* STATED EXERCISE
Make an exact copy of all the entries, but do not reproduce the pictures.

☆ ☆ ☆

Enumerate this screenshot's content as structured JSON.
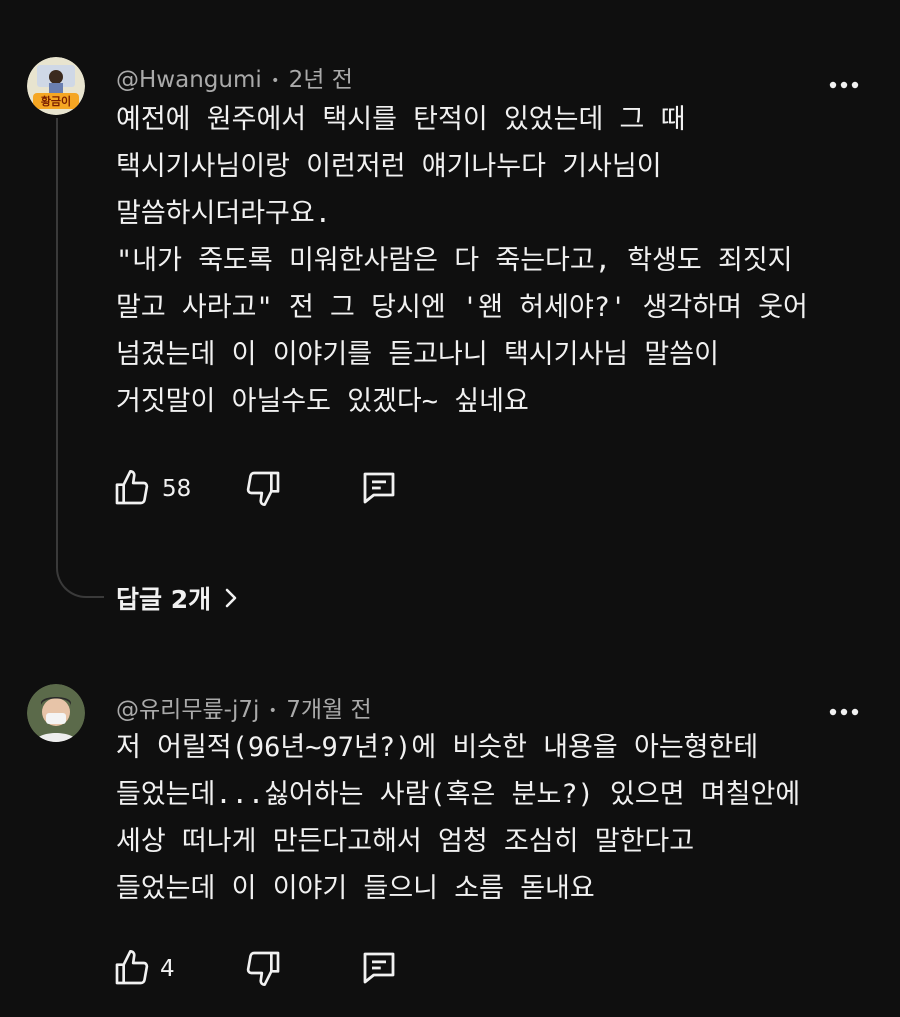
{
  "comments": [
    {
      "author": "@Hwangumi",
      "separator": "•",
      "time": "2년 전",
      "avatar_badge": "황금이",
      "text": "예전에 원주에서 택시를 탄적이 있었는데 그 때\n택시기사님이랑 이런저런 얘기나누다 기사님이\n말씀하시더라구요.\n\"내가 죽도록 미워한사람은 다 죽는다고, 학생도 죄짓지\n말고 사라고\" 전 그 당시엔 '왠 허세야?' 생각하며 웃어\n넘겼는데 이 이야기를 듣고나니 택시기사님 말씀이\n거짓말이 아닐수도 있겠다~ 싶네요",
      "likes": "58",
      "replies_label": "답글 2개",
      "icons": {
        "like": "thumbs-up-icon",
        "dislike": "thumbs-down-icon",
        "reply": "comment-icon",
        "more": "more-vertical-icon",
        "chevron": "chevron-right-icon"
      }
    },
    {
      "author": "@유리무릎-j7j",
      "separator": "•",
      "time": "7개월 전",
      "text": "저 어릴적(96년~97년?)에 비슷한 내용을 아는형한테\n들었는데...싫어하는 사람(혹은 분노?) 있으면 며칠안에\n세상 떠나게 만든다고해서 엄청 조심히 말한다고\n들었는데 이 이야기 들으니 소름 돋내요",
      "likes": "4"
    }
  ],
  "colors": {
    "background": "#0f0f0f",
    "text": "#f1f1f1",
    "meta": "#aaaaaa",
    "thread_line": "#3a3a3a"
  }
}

☆ ☆ ☆

* THE COMPLETED TASK
Enumerate this screenshot's content as structured JSON.
{
  "comments": [
    {
      "author": "@Hwangumi",
      "separator": "•",
      "time": "2년 전",
      "avatar_badge": "황금이",
      "text": "예전에 원주에서 택시를 탄적이 있었는데 그 때\n택시기사님이랑 이런저런 얘기나누다 기사님이\n말씀하시더라구요.\n\"내가 죽도록 미워한사람은 다 죽는다고, 학생도 죄짓지\n말고 사라고\" 전 그 당시엔 '왠 허세야?' 생각하며 웃어\n넘겼는데 이 이야기를 듣고나니 택시기사님 말씀이\n거짓말이 아닐수도 있겠다~ 싶네요",
      "likes": "58",
      "replies_label": "답글 2개",
      "icons": {
        "like": "thumbs-up-icon",
        "dislike": "thumbs-down-icon",
        "reply": "comment-icon",
        "more": "more-vertical-icon",
        "chevron": "chevron-right-icon"
      }
    },
    {
      "author": "@유리무릎-j7j",
      "separator": "•",
      "time": "7개월 전",
      "text": "저 어릴적(96년~97년?)에 비슷한 내용을 아는형한테\n들었는데...싫어하는 사람(혹은 분노?) 있으면 며칠안에\n세상 떠나게 만든다고해서 엄청 조심히 말한다고\n들었는데 이 이야기 들으니 소름 돋내요",
      "likes": "4"
    }
  ],
  "colors": {
    "background": "#0f0f0f",
    "text": "#f1f1f1",
    "meta": "#aaaaaa",
    "thread_line": "#3a3a3a"
  }
}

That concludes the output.